(Instructions to follow)
Please repeat all of the listing exactly.
· · ·
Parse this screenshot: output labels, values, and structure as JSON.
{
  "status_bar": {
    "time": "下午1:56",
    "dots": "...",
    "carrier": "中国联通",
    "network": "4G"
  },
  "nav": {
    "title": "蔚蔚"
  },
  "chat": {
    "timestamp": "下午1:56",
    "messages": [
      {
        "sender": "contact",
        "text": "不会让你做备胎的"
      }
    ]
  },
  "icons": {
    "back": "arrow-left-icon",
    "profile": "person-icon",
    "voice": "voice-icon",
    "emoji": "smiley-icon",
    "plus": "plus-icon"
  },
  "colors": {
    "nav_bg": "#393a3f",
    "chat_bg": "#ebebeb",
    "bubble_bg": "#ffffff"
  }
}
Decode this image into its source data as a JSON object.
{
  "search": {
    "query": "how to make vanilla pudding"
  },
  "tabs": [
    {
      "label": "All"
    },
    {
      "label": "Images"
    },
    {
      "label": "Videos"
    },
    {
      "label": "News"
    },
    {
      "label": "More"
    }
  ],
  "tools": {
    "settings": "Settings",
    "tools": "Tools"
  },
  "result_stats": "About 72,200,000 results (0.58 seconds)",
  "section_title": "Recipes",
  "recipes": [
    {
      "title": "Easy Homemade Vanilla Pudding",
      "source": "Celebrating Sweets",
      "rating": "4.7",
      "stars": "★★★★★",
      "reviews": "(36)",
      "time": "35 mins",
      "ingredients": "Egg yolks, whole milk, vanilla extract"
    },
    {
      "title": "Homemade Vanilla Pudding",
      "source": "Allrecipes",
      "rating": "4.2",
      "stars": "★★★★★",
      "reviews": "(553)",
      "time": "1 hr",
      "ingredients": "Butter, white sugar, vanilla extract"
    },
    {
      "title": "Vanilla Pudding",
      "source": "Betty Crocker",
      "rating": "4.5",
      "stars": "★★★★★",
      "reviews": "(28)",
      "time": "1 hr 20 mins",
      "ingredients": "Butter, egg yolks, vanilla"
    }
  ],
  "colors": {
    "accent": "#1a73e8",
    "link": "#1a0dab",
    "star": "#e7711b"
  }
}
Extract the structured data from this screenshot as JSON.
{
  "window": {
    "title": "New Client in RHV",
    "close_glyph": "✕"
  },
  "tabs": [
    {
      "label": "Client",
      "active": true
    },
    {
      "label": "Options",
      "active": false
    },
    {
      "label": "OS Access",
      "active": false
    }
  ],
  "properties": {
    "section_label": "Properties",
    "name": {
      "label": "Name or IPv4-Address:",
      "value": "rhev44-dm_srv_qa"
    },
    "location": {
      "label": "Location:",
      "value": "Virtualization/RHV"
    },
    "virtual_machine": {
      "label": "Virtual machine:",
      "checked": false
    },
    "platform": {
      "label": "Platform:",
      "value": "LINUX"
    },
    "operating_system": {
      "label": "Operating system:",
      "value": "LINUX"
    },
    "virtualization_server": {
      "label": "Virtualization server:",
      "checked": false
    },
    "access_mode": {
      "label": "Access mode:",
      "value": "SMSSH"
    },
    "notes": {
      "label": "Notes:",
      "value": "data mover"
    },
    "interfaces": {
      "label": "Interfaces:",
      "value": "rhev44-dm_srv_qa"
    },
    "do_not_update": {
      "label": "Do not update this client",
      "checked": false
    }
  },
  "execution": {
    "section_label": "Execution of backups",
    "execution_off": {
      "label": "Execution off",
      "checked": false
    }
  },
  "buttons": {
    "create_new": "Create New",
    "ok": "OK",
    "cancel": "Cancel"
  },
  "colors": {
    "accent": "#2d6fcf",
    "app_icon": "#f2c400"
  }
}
· · ·
(Exercise solution)
Parse this screenshot: output labels, values, and structure as JSON.
{
  "status_bar": {
    "time": "下午1:56",
    "dots": "...",
    "carrier": "中国联通",
    "network": "4G"
  },
  "nav": {
    "title": "蔚蔚"
  },
  "chat": {
    "timestamp": "下午1:56",
    "messages": [
      {
        "sender": "contact",
        "text": "不会让你做备胎的"
      }
    ]
  },
  "icons": {
    "back": "arrow-left-icon",
    "profile": "person-icon",
    "voice": "voice-icon",
    "emoji": "smiley-icon",
    "plus": "plus-icon"
  },
  "colors": {
    "nav_bg": "#393a3f",
    "chat_bg": "#ebebeb",
    "bubble_bg": "#ffffff"
  }
}
Decode this image into its source data as a JSON object.
{
  "search": {
    "query": "how to make vanilla pudding"
  },
  "tabs": [
    {
      "label": "All"
    },
    {
      "label": "Images"
    },
    {
      "label": "Videos"
    },
    {
      "label": "News"
    },
    {
      "label": "More"
    }
  ],
  "tools": {
    "settings": "Settings",
    "tools": "Tools"
  },
  "result_stats": "About 72,200,000 results (0.58 seconds)",
  "section_title": "Recipes",
  "recipes": [
    {
      "title": "Easy Homemade Vanilla Pudding",
      "source": "Celebrating Sweets",
      "rating": "4.7",
      "stars": "★★★★★",
      "reviews": "(36)",
      "time": "35 mins",
      "ingredients": "Egg yolks, whole milk, vanilla extract"
    },
    {
      "title": "Homemade Vanilla Pudding",
      "source": "Allrecipes",
      "rating": "4.2",
      "stars": "★★★★★",
      "reviews": "(553)",
      "time": "1 hr",
      "ingredients": "Butter, white sugar, vanilla extract"
    },
    {
      "title": "Vanilla Pudding",
      "source": "Betty Crocker",
      "rating": "4.5",
      "stars": "★★★★★",
      "reviews": "(28)",
      "time": "1 hr 20 mins",
      "ingredients": "Butter, egg yolks, vanilla"
    }
  ],
  "colors": {
    "accent": "#1a73e8",
    "link": "#1a0dab",
    "star": "#e7711b"
  }
}
Extract the structured data from this screenshot as JSON.
{
  "window": {
    "title": "New Client in RHV",
    "close_glyph": "✕"
  },
  "tabs": [
    {
      "label": "Client",
      "active": true
    },
    {
      "label": "Options",
      "active": false
    },
    {
      "label": "OS Access",
      "active": false
    }
  ],
  "properties": {
    "section_label": "Properties",
    "name": {
      "label": "Name or IPv4-Address:",
      "value": "rhev44-dm_srv_qa"
    },
    "location": {
      "label": "Location:",
      "value": "Virtualization/RHV"
    },
    "virtual_machine": {
      "label": "Virtual machine:",
      "checked": false
    },
    "platform": {
      "label": "Platform:",
      "value": "LINUX"
    },
    "operating_system": {
      "label": "Operating system:",
      "value": "LINUX"
    },
    "virtualization_server": {
      "label": "Virtualization server:",
      "checked": false
    },
    "access_mode": {
      "label": "Access mode:",
      "value": "SMSSH"
    },
    "notes": {
      "label": "Notes:",
      "value": "data mover"
    },
    "interfaces": {
      "label": "Interfaces:",
      "value": "rhev44-dm_srv_qa"
    },
    "do_not_update": {
      "label": "Do not update this client",
      "checked": false
    }
  },
  "execution": {
    "section_label": "Execution of backups",
    "execution_off": {
      "label": "Execution off",
      "checked": false
    }
  },
  "buttons": {
    "create_new": "Create New",
    "ok": "OK",
    "cancel": "Cancel"
  },
  "colors": {
    "accent": "#2d6fcf",
    "app_icon": "#f2c400"
  }
}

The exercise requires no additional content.